Present every line in which the string "primer" appears.

## Dataset entries
........
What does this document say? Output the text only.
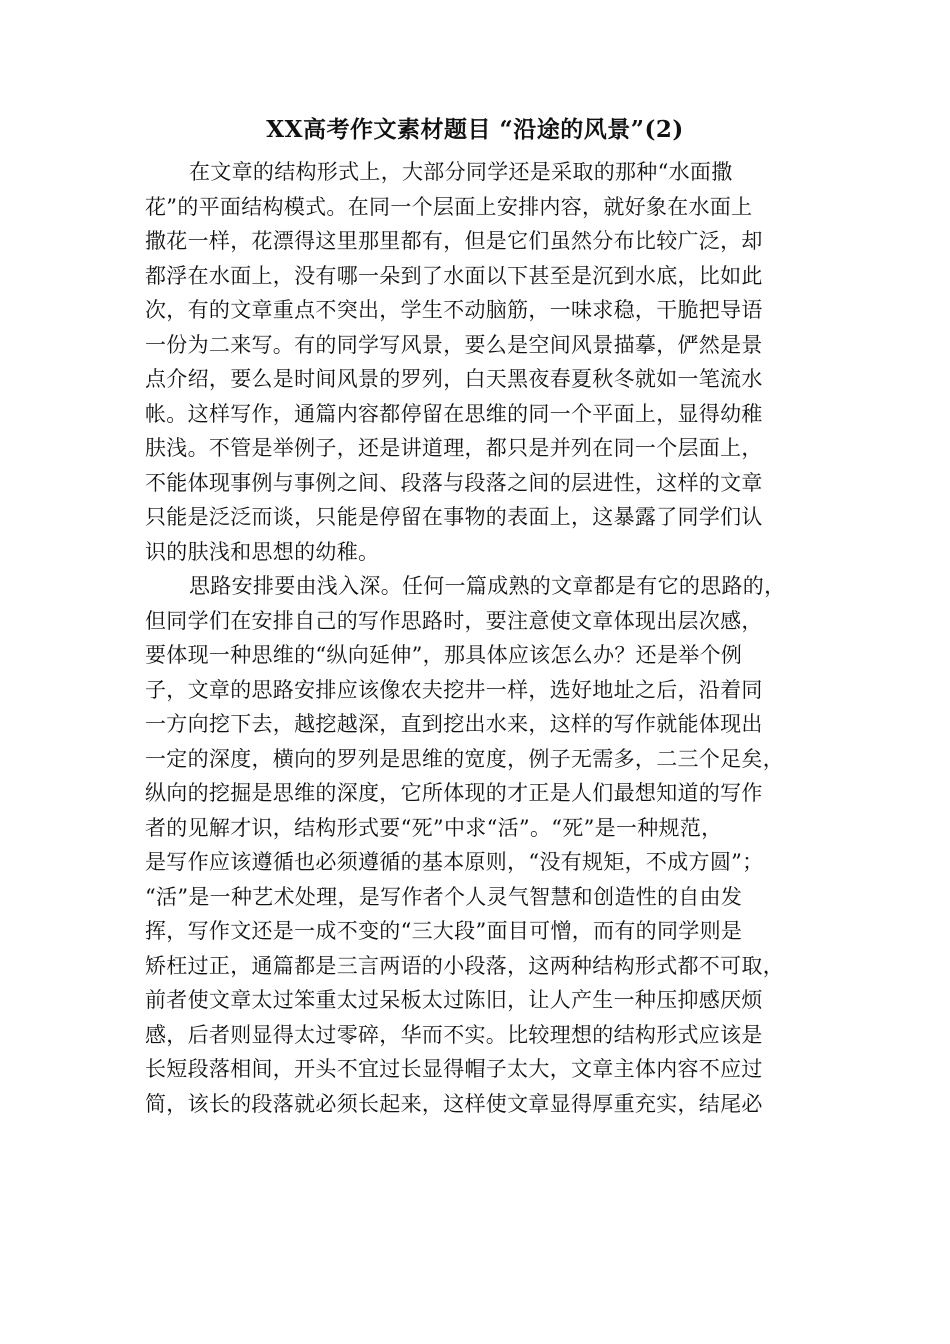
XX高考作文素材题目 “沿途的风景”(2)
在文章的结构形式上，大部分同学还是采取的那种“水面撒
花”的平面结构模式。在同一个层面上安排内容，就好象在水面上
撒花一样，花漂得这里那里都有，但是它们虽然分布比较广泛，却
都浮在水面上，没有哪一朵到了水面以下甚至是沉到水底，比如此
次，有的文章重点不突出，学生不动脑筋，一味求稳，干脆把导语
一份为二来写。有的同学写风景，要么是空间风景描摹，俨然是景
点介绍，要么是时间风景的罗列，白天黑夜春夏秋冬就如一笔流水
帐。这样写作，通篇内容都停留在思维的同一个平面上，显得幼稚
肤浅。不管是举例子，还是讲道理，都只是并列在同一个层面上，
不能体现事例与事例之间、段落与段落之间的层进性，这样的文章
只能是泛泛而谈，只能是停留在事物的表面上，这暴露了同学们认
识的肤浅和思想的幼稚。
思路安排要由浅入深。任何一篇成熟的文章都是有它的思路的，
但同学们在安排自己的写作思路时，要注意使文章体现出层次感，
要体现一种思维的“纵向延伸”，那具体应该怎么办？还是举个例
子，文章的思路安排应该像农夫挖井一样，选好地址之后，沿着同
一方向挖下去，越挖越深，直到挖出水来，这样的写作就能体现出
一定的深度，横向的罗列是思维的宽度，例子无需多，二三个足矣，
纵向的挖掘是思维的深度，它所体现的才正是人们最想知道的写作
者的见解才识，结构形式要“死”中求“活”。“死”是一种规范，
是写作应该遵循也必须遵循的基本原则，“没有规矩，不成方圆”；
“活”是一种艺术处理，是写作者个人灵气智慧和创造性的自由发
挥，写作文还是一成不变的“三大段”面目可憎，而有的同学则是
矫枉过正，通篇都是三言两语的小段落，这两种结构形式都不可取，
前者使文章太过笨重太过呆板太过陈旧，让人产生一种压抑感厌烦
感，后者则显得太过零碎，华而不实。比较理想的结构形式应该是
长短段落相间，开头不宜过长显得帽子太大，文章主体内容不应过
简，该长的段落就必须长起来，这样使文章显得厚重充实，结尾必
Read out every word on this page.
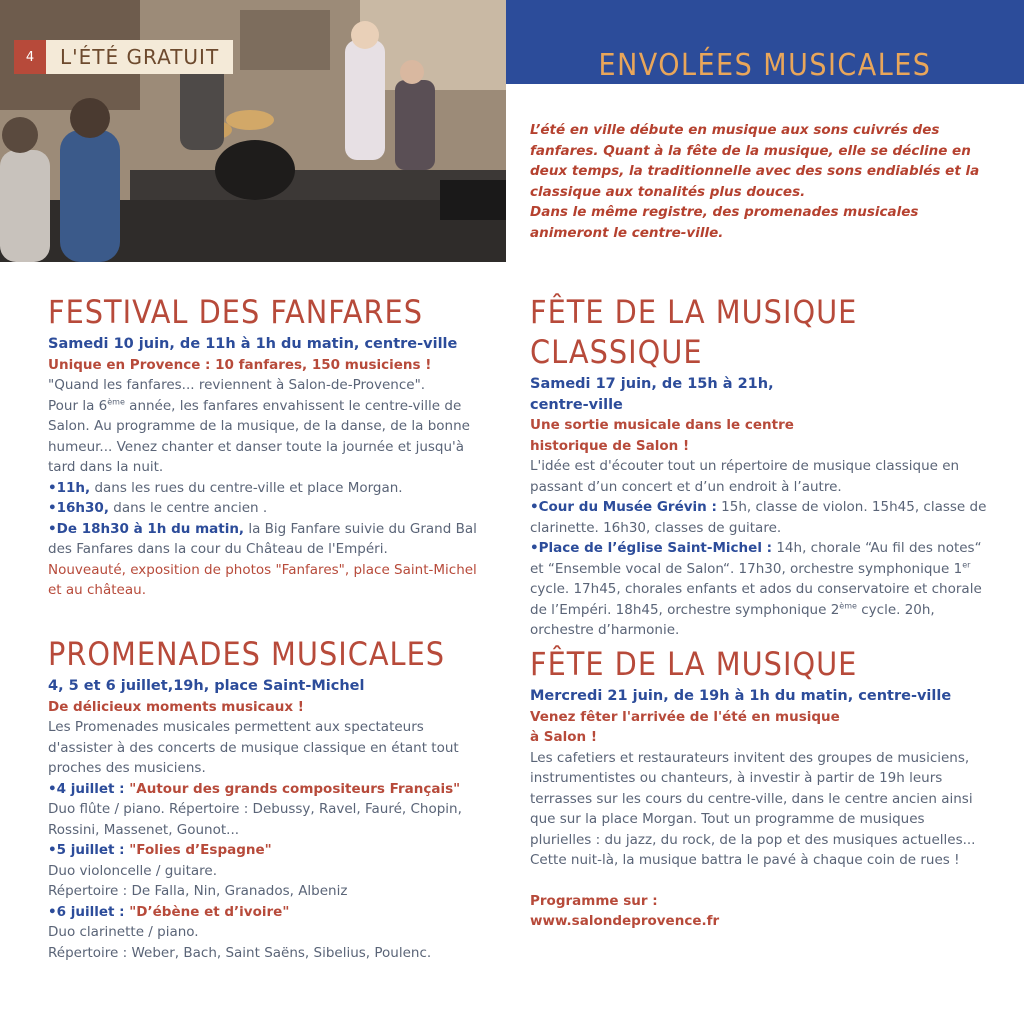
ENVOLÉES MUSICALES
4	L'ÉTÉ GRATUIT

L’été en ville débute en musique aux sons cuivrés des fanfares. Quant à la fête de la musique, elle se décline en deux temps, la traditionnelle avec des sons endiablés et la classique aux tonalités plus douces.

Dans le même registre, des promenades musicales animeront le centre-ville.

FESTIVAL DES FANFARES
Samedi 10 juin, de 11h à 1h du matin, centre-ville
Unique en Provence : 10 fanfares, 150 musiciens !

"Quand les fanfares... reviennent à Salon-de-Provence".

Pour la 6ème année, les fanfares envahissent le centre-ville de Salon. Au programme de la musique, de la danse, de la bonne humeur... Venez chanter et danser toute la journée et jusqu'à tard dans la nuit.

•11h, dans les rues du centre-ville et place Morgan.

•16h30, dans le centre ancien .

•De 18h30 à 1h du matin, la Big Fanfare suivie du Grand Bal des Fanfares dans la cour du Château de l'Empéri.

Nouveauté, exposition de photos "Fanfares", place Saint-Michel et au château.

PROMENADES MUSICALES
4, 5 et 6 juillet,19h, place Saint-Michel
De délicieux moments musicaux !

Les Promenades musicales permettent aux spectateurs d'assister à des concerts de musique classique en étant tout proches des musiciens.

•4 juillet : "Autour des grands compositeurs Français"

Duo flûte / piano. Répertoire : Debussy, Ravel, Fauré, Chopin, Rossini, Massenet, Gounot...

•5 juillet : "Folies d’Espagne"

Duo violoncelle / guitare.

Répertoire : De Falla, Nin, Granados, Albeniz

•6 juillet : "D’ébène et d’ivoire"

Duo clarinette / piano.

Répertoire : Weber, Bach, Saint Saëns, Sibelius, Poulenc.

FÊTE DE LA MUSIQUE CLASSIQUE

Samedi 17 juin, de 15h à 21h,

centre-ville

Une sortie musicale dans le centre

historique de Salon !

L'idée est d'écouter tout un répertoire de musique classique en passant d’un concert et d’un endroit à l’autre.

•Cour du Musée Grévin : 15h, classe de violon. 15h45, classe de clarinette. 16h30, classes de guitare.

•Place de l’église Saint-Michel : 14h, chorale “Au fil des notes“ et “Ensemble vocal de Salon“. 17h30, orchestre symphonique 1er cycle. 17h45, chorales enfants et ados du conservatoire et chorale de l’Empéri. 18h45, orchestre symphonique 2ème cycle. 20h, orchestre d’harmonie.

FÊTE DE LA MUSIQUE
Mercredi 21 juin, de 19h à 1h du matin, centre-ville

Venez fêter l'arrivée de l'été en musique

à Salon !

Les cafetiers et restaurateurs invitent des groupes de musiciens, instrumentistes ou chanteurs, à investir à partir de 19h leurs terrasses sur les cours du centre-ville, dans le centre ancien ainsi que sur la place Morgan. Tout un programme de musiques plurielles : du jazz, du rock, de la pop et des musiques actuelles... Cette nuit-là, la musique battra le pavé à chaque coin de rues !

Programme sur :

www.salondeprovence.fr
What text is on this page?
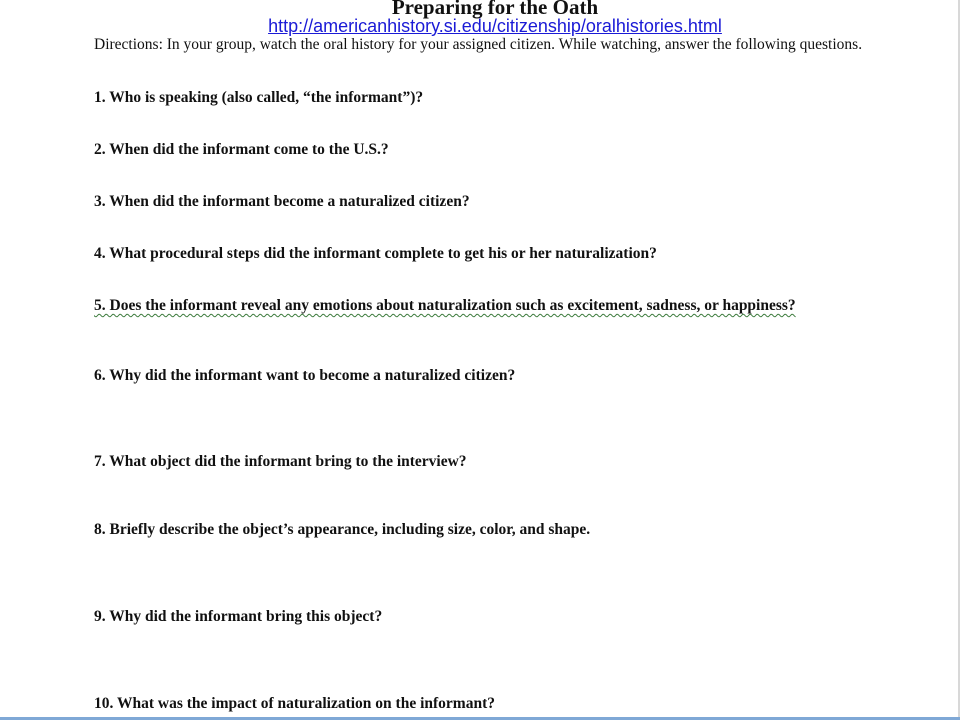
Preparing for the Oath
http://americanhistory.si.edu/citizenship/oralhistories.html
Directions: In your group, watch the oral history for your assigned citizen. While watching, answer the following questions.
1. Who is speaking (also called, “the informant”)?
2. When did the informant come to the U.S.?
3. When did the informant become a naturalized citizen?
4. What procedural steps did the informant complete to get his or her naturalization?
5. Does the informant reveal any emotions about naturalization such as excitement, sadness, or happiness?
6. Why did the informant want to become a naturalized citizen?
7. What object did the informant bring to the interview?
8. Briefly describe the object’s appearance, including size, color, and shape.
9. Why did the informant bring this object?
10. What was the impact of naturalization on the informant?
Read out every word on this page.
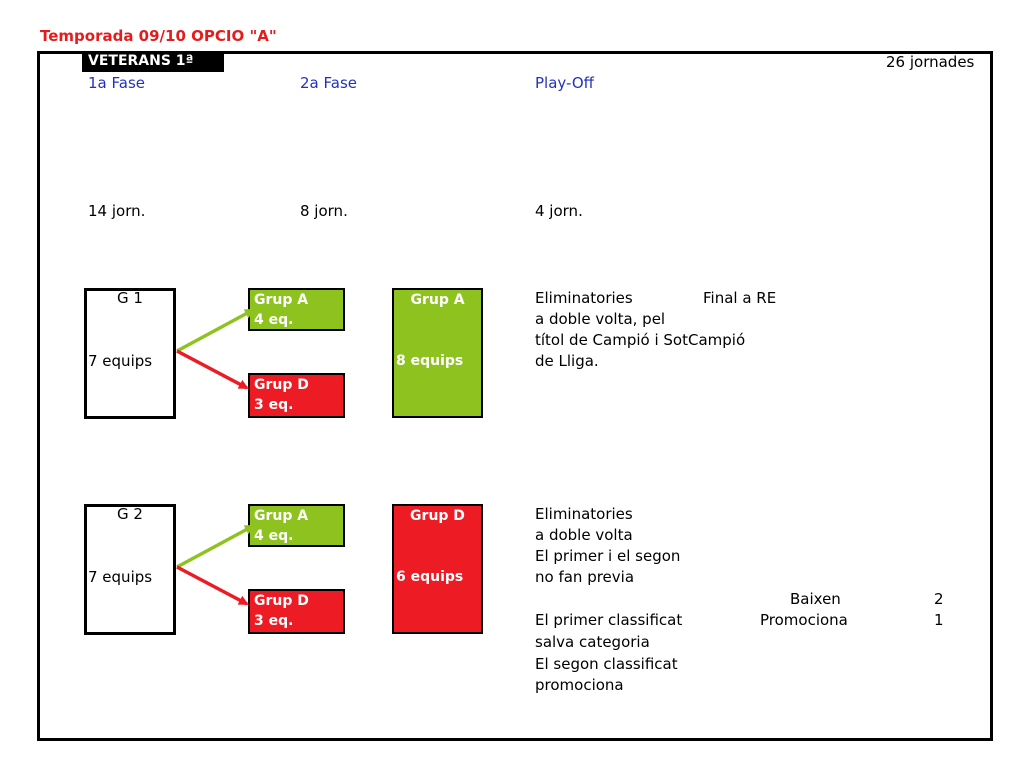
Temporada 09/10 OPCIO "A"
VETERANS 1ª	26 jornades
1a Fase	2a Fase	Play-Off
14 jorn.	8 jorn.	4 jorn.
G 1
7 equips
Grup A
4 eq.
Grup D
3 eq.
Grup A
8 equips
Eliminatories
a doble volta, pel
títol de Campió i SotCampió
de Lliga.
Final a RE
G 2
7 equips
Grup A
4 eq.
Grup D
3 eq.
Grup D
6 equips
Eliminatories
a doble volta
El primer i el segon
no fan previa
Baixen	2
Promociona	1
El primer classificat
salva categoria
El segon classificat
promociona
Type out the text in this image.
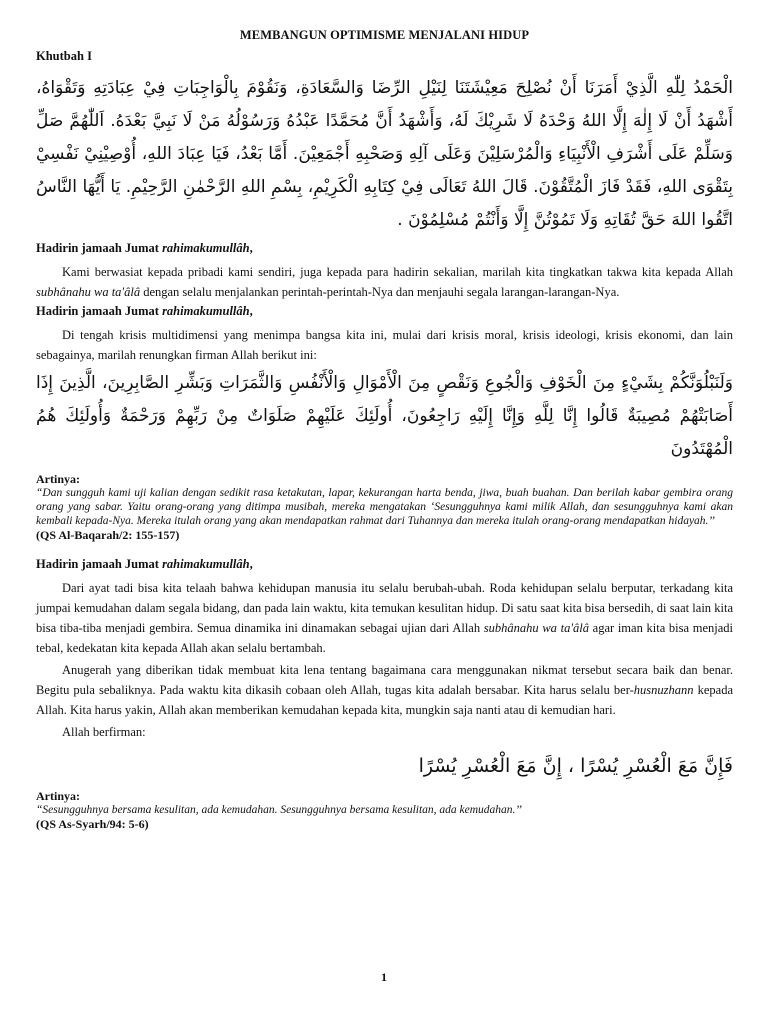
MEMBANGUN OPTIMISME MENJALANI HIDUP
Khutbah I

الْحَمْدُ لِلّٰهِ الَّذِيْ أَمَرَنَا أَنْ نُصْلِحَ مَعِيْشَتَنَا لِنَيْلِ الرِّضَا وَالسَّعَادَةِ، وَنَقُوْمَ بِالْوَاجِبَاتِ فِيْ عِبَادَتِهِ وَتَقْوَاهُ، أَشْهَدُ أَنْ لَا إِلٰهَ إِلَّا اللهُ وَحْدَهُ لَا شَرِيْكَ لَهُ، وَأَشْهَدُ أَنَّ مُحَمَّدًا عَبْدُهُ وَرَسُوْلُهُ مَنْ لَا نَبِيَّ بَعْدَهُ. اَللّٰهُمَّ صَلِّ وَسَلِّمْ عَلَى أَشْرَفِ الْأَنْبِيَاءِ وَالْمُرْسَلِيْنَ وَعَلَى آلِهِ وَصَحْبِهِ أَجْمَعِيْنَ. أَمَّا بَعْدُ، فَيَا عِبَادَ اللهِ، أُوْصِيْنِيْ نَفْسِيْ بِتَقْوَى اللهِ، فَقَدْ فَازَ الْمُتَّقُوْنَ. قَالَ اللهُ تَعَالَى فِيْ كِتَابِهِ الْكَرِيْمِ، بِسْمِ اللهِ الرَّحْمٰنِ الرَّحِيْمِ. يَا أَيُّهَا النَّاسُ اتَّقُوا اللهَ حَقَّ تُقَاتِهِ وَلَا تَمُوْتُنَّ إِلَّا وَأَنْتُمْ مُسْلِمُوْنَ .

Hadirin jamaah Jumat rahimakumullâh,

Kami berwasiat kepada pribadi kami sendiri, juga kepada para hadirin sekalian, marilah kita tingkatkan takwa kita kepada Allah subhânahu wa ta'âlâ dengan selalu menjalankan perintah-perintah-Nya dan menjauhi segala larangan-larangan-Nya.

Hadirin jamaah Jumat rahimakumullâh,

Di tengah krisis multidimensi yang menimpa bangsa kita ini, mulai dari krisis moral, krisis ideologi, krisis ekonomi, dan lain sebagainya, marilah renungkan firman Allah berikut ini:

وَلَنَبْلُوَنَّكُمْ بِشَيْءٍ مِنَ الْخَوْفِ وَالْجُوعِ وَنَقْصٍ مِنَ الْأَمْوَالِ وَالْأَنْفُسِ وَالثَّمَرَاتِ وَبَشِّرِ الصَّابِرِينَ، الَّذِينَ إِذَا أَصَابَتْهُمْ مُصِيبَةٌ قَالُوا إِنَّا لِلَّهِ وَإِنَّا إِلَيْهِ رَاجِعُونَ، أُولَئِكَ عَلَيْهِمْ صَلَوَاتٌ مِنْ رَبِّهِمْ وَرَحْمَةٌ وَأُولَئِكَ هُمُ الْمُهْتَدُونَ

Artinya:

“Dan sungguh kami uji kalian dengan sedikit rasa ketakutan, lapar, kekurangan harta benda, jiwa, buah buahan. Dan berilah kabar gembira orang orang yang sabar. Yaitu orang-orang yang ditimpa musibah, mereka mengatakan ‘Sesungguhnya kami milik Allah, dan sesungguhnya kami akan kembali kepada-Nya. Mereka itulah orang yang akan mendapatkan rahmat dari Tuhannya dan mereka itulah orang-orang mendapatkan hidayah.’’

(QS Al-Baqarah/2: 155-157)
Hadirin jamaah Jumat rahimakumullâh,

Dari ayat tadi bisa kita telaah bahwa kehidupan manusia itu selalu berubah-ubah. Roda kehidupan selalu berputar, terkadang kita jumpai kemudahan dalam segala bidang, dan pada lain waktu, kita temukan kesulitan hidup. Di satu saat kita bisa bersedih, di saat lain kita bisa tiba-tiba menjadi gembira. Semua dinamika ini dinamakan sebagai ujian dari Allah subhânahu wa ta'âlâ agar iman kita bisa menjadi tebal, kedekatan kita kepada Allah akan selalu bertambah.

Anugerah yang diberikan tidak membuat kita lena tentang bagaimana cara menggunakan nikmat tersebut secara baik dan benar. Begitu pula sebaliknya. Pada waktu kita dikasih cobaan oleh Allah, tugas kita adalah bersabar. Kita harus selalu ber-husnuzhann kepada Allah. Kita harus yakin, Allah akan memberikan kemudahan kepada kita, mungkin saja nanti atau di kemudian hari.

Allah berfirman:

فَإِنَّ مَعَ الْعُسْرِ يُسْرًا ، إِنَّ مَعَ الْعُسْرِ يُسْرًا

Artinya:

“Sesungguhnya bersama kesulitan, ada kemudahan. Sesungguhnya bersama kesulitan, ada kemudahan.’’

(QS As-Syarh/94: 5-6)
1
........
## Written solution
El primer i el segon
El primer classificat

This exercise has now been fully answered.